# Task brief:
Tally the lines in the rows below that contain the string "avatar", and reply with the number alone.

# Material:
┄┄┄┄┄┄

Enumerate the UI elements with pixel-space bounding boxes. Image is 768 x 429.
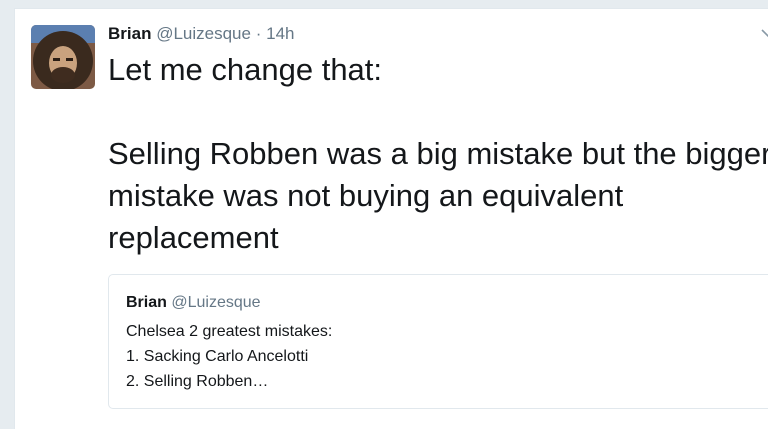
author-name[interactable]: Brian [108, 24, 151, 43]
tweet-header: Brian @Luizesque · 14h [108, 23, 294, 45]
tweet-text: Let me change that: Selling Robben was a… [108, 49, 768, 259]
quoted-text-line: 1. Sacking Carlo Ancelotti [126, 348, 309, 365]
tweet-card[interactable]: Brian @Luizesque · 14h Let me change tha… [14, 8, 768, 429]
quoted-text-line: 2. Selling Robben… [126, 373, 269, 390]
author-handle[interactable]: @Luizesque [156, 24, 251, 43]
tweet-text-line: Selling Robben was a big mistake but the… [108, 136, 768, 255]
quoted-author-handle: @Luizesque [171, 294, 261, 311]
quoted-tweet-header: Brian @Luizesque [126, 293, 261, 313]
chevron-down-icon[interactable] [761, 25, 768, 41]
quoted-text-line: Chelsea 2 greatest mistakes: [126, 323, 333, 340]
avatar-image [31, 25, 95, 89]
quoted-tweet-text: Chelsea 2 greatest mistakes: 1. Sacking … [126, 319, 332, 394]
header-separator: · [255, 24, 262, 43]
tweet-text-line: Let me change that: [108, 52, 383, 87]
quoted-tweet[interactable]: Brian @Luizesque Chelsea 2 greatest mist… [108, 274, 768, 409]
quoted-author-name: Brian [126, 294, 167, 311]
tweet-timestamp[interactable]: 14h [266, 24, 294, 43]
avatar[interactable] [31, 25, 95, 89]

┄┄┄┄┄┄

# Answer for the task:
2